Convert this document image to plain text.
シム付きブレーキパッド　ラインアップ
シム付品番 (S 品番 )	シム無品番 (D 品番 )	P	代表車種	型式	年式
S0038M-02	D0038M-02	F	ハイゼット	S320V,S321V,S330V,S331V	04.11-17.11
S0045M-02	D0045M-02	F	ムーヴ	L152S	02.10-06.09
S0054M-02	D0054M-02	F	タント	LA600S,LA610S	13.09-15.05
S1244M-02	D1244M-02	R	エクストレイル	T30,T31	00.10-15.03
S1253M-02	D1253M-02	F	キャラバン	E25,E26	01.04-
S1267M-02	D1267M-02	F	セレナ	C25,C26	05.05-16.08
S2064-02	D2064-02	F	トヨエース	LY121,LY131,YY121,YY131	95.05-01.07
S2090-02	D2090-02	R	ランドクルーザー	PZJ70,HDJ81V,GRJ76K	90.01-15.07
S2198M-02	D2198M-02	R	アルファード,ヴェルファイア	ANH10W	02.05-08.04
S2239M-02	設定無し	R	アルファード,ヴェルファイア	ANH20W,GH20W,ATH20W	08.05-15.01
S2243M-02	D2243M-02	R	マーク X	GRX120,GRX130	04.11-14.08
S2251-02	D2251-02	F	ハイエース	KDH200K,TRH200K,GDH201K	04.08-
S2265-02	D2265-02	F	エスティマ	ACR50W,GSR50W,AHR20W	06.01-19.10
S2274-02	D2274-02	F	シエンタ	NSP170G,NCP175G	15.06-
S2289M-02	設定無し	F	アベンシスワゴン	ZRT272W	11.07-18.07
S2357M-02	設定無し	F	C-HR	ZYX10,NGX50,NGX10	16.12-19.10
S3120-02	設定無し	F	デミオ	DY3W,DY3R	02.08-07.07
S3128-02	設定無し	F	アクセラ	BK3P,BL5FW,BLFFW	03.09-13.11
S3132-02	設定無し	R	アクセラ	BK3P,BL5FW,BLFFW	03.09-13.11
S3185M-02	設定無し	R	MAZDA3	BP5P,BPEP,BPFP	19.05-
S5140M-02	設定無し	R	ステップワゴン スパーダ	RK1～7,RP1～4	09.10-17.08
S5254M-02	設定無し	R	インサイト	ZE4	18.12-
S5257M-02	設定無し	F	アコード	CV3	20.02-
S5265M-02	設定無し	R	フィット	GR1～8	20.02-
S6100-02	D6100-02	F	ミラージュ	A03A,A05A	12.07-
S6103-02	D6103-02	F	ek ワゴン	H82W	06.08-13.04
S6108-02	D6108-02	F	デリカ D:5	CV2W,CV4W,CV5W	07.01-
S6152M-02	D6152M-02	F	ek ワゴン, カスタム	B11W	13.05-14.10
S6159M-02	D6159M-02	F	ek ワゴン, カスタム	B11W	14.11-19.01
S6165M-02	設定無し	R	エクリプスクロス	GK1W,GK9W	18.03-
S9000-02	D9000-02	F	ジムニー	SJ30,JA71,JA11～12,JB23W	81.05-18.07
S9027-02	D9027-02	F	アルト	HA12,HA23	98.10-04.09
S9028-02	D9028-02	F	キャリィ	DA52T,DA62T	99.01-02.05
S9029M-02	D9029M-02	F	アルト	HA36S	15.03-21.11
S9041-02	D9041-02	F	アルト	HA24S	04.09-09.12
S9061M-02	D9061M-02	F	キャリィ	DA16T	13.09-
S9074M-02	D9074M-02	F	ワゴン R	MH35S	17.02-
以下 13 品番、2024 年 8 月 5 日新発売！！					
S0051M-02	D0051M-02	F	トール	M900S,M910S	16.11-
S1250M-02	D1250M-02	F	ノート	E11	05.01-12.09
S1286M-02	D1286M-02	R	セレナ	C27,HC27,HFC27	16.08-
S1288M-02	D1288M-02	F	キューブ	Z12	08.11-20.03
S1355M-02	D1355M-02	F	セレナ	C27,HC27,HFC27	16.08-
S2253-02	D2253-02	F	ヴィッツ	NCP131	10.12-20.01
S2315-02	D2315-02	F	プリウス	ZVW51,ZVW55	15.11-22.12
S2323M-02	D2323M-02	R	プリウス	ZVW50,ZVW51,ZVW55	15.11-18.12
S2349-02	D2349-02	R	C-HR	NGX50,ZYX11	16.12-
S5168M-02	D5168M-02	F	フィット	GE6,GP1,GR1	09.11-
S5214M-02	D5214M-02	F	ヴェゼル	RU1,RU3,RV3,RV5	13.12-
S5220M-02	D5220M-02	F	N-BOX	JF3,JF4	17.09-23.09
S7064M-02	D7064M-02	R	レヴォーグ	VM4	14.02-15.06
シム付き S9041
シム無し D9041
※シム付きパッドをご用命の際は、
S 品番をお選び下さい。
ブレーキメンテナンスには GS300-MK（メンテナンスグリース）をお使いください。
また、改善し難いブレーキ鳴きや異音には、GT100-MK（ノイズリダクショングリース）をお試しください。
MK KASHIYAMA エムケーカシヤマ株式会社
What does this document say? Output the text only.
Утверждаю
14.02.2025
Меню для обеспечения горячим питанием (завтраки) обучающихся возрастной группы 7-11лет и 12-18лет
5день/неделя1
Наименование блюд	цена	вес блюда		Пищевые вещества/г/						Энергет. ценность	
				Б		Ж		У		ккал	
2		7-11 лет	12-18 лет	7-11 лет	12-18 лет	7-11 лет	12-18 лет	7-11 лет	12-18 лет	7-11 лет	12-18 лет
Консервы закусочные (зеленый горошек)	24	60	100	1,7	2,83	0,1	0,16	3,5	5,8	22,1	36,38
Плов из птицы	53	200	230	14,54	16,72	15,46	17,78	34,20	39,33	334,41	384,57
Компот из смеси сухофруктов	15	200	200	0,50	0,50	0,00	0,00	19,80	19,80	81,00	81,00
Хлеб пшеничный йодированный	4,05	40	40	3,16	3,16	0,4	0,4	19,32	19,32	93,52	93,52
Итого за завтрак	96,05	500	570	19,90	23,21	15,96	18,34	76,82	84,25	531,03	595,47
_ _ _
Problem:
Repeat the line that contains "What does this", then every line after it until the records end, with nothing added.

Solution to this problem:
What does this document say? Output the text only.
Утверждаю
14.02.2025
Меню для обеспечения горячим питанием (завтраки) обучающихся возрастной группы 7-11лет и 12-18лет
5день/неделя1
Наименование блюд	цена	вес блюда		Пищевые вещества/г/						Энергет. ценность	
				Б		Ж		У		ккал	
2		7-11 лет	12-18 лет	7-11 лет	12-18 лет	7-11 лет	12-18 лет	7-11 лет	12-18 лет	7-11 лет	12-18 лет
Консервы закусочные (зеленый горошек)	24	60	100	1,7	2,83	0,1	0,16	3,5	5,8	22,1	36,38
Плов из птицы	53	200	230	14,54	16,72	15,46	17,78	34,20	39,33	334,41	384,57
Компот из смеси сухофруктов	15	200	200	0,50	0,50	0,00	0,00	19,80	19,80	81,00	81,00
Хлеб пшеничный йодированный	4,05	40	40	3,16	3,16	0,4	0,4	19,32	19,32	93,52	93,52
Итого за завтрак	96,05	500	570	19,90	23,21	15,96	18,34	76,82	84,25	531,03	595,47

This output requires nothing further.